### Material

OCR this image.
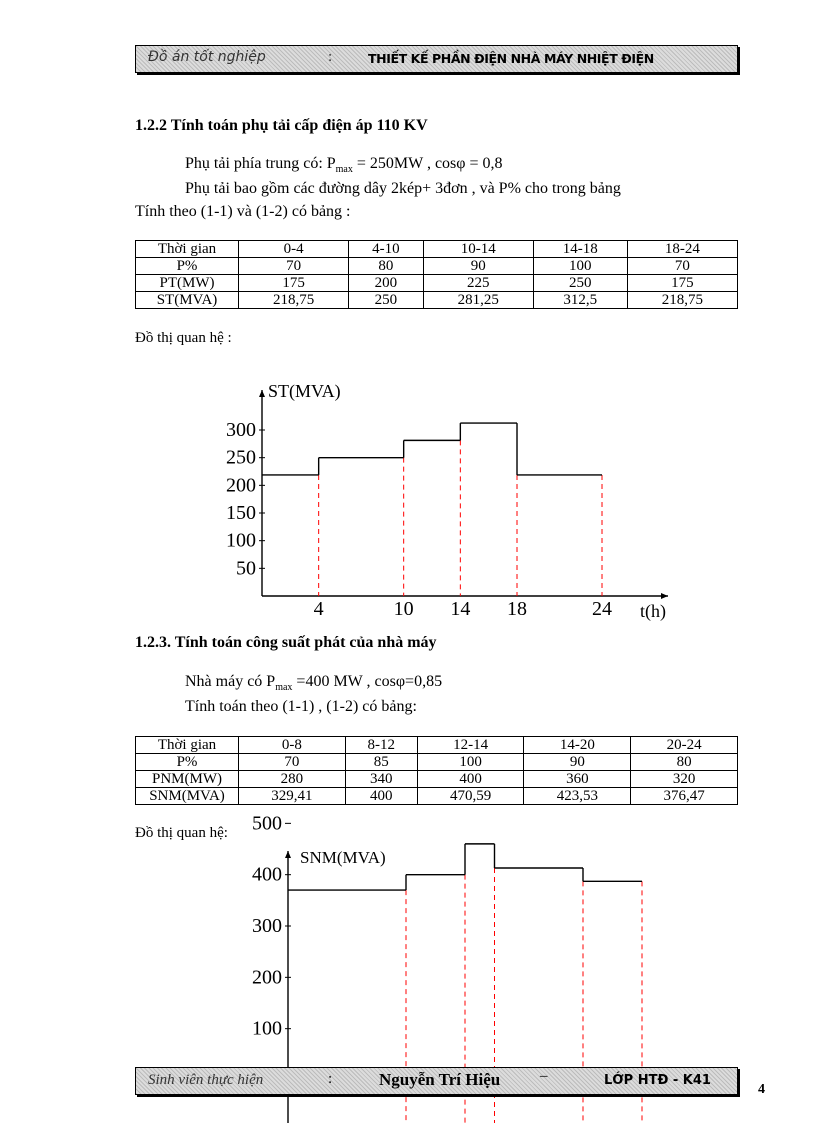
Đồ án tốt nghiệp	:	THIẾT KẾ PHẦN ĐIỆN NHÀ MÁY NHIỆT ĐIỆN
1.2.2 Tính toán phụ tải cấp điện áp 110 KV
Phụ tải phía trung có: $P_{max} = 250MW$ , cosφ = 0,8
Phụ tải bao gồm các đường dây 2kép+ 3đơn , và P% cho trong bảng
Tính theo (1-1) và (1-2) có bảng :
Thời gian	0-4	4-10	10-14	14-18	18-24
P%	70	80	90	100	70
PT(MW)	175	200	225	250	175
ST(MVA)	218,75	250	281,25	312,5	218,75
Đồ thị quan hệ :
50
100
150
200
250
300
4	10 14 18	24
ST(MVA)
t(h)
1.2.3. Tính toán công suất phát của nhà máy
Nhà máy có $P_{max} =400$ MW , cosφ=0,85
Tính toán theo (1-1) , (1-2) có bảng:
Thời gian	0-8	8-12	12-14	14-20	20-24
P%	70	85	100	90	80
PNM(MW)	280	340	400	360	320
SNM(MVA)	329,41	400	470,59	423,53	376,47
Đồ thị quan hệ:
100
200
300
400
500
SNM(MVA)
Sinh viên thực hiện	:	Nguyễn Trí Hiệu	–	LỚP HTĐ - K41
4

### Exercise description
Make a verbatim copy of all the entries and strip out the pictures.

### Result for this task
OCR this image.
Đồ án tốt nghiệp	:	THIẾT KẾ PHẦN ĐIỆN NHÀ MÁY NHIỆT ĐIỆN
1.2.2 Tính toán phụ tải cấp điện áp 110 KV
Phụ tải phía trung có: $P_{max} = 250MW$ , cosφ = 0,8
Phụ tải bao gồm các đường dây 2kép+ 3đơn , và P% cho trong bảng
Tính theo (1-1) và (1-2) có bảng :
Thời gian	0-4	4-10	10-14	14-18	18-24
P%	70	80	90	100	70
PT(MW)	175	200	225	250	175
ST(MVA)	218,75	250	281,25	312,5	218,75
Đồ thị quan hệ :
50
100
150
200
250
300
4	10 14 18	24
ST(MVA)
t(h)
1.2.3. Tính toán công suất phát của nhà máy
Nhà máy có $P_{max} =400$ MW , cosφ=0,85
Tính toán theo (1-1) , (1-2) có bảng:
Thời gian	0-8	8-12	12-14	14-20	20-24
P%	70	85	100	90	80
PNM(MW)	280	340	400	360	320
SNM(MVA)	329,41	400	470,59	423,53	376,47
Đồ thị quan hệ:
100
200
300
400
500
SNM(MVA)
Sinh viên thực hiện	:	Nguyễn Trí Hiệu	–	LỚP HTĐ - K41
4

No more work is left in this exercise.